RAW RECORDS -
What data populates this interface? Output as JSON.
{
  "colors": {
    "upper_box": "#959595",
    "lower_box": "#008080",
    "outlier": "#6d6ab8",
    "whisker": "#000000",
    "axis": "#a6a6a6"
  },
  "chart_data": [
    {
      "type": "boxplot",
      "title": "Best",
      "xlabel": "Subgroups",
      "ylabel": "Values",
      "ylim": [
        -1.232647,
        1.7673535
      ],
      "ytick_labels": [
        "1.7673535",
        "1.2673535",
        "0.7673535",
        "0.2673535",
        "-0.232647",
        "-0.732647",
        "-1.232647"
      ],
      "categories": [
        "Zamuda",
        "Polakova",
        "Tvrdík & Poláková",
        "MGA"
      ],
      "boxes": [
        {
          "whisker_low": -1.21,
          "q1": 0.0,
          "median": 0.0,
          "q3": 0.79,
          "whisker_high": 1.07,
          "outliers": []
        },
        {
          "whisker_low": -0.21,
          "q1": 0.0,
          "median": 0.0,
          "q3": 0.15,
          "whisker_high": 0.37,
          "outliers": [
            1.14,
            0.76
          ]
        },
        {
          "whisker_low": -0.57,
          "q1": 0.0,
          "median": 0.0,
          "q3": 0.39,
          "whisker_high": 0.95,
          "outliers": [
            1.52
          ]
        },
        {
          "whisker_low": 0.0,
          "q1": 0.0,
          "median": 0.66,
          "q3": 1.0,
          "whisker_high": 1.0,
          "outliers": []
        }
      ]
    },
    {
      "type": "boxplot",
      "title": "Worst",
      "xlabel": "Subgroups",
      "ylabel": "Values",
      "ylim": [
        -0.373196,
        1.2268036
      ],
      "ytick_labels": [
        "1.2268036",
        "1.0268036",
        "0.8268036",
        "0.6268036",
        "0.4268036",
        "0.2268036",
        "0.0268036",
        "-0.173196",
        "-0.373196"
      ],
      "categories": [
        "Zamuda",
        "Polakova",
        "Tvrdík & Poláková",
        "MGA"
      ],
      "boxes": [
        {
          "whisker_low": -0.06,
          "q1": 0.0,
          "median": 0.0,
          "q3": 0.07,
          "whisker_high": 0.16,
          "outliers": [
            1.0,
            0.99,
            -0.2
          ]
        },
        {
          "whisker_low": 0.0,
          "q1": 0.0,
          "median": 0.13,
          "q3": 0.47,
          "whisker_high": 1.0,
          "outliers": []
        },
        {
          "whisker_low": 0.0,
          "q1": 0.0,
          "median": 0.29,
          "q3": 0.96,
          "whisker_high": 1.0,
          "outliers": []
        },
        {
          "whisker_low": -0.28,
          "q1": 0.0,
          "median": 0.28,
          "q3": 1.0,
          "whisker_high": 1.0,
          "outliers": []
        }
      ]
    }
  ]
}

EXERCISE GOAL -
Copy out each record exactly as given, omitting none.

PROBLEM SOLUTION -
What data populates this interface? Output as JSON.
{
  "colors": {
    "upper_box": "#959595",
    "lower_box": "#008080",
    "outlier": "#6d6ab8",
    "whisker": "#000000",
    "axis": "#a6a6a6"
  },
  "chart_data": [
    {
      "type": "boxplot",
      "title": "Best",
      "xlabel": "Subgroups",
      "ylabel": "Values",
      "ylim": [
        -1.232647,
        1.7673535
      ],
      "ytick_labels": [
        "1.7673535",
        "1.2673535",
        "0.7673535",
        "0.2673535",
        "-0.232647",
        "-0.732647",
        "-1.232647"
      ],
      "categories": [
        "Zamuda",
        "Polakova",
        "Tvrdík & Poláková",
        "MGA"
      ],
      "boxes": [
        {
          "whisker_low": -1.21,
          "q1": 0.0,
          "median": 0.0,
          "q3": 0.79,
          "whisker_high": 1.07,
          "outliers": []
        },
        {
          "whisker_low": -0.21,
          "q1": 0.0,
          "median": 0.0,
          "q3": 0.15,
          "whisker_high": 0.37,
          "outliers": [
            1.14,
            0.76
          ]
        },
        {
          "whisker_low": -0.57,
          "q1": 0.0,
          "median": 0.0,
          "q3": 0.39,
          "whisker_high": 0.95,
          "outliers": [
            1.52
          ]
        },
        {
          "whisker_low": 0.0,
          "q1": 0.0,
          "median": 0.66,
          "q3": 1.0,
          "whisker_high": 1.0,
          "outliers": []
        }
      ]
    },
    {
      "type": "boxplot",
      "title": "Worst",
      "xlabel": "Subgroups",
      "ylabel": "Values",
      "ylim": [
        -0.373196,
        1.2268036
      ],
      "ytick_labels": [
        "1.2268036",
        "1.0268036",
        "0.8268036",
        "0.6268036",
        "0.4268036",
        "0.2268036",
        "0.0268036",
        "-0.173196",
        "-0.373196"
      ],
      "categories": [
        "Zamuda",
        "Polakova",
        "Tvrdík & Poláková",
        "MGA"
      ],
      "boxes": [
        {
          "whisker_low": -0.06,
          "q1": 0.0,
          "median": 0.0,
          "q3": 0.07,
          "whisker_high": 0.16,
          "outliers": [
            1.0,
            0.99,
            -0.2
          ]
        },
        {
          "whisker_low": 0.0,
          "q1": 0.0,
          "median": 0.13,
          "q3": 0.47,
          "whisker_high": 1.0,
          "outliers": []
        },
        {
          "whisker_low": 0.0,
          "q1": 0.0,
          "median": 0.29,
          "q3": 0.96,
          "whisker_high": 1.0,
          "outliers": []
        },
        {
          "whisker_low": -0.28,
          "q1": 0.0,
          "median": 0.28,
          "q3": 1.0,
          "whisker_high": 1.0,
          "outliers": []
        }
      ]
    }
  ]
}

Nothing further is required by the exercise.